━━━━━ PROVIDED MATERIAL ━━━━━

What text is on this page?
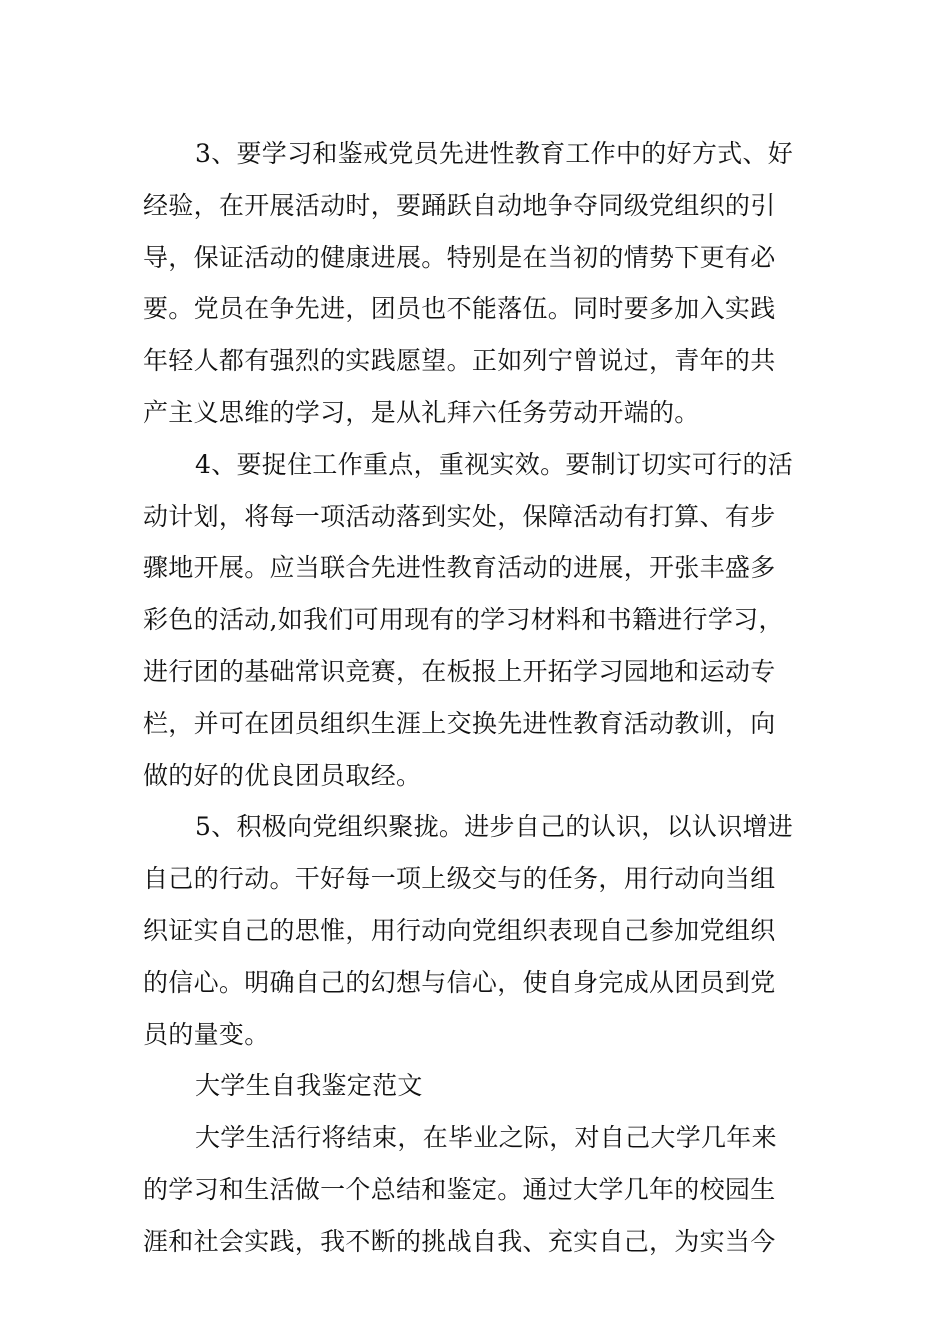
3、要学习和鉴戒党员先进性教育工作中的好方式、好
经验，在开展活动时，要踊跃自动地争夺同级党组织的引
导，保证活动的健康进展。特别是在当初的情势下更有必
要。党员在争先进，团员也不能落伍。同时要多加入实践
年轻人都有强烈的实践愿望。正如列宁曾说过，青年的共
产主义思维的学习，是从礼拜六任务劳动开端的。
4、要捉住工作重点，重视实效。要制订切实可行的活
动计划，将每一项活动落到实处，保障活动有打算、有步
骤地开展。应当联合先进性教育活动的进展，开张丰盛多
彩色的活动,如我们可用现有的学习材料和书籍进行学习，
进行团的基础常识竞赛，在板报上开拓学习园地和运动专
栏，并可在团员组织生涯上交换先进性教育活动教训，向
做的好的优良团员取经。
5、积极向党组织聚拢。进步自己的认识，以认识增进
自己的行动。干好每一项上级交与的任务，用行动向当组
织证实自己的思惟，用行动向党组织表现自己参加党组织
的信心。明确自己的幻想与信心，使自身完成从团员到党
员的量变。
大学生自我鉴定范文
大学生活行将结束，在毕业之际，对自己大学几年来
的学习和生活做一个总结和鉴定。通过大学几年的校园生
涯和社会实践，我不断的挑战自我、充实自己，为实当今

━━━━━

* **THE REQUEST**
Leave out the pictures and copy every record above exactly.

* **EXERCISE RESPONSE**
What text is on this page?
3、要学习和鉴戒党员先进性教育工作中的好方式、好
经验，在开展活动时，要踊跃自动地争夺同级党组织的引
导，保证活动的健康进展。特别是在当初的情势下更有必
要。党员在争先进，团员也不能落伍。同时要多加入实践
年轻人都有强烈的实践愿望。正如列宁曾说过，青年的共
产主义思维的学习，是从礼拜六任务劳动开端的。
4、要捉住工作重点，重视实效。要制订切实可行的活
动计划，将每一项活动落到实处，保障活动有打算、有步
骤地开展。应当联合先进性教育活动的进展，开张丰盛多
彩色的活动,如我们可用现有的学习材料和书籍进行学习，
进行团的基础常识竞赛，在板报上开拓学习园地和运动专
栏，并可在团员组织生涯上交换先进性教育活动教训，向
做的好的优良团员取经。
5、积极向党组织聚拢。进步自己的认识，以认识增进
自己的行动。干好每一项上级交与的任务，用行动向当组
织证实自己的思惟，用行动向党组织表现自己参加党组织
的信心。明确自己的幻想与信心，使自身完成从团员到党
员的量变。
大学生自我鉴定范文
大学生活行将结束，在毕业之际，对自己大学几年来
的学习和生活做一个总结和鉴定。通过大学几年的校园生
涯和社会实践，我不断的挑战自我、充实自己，为实当今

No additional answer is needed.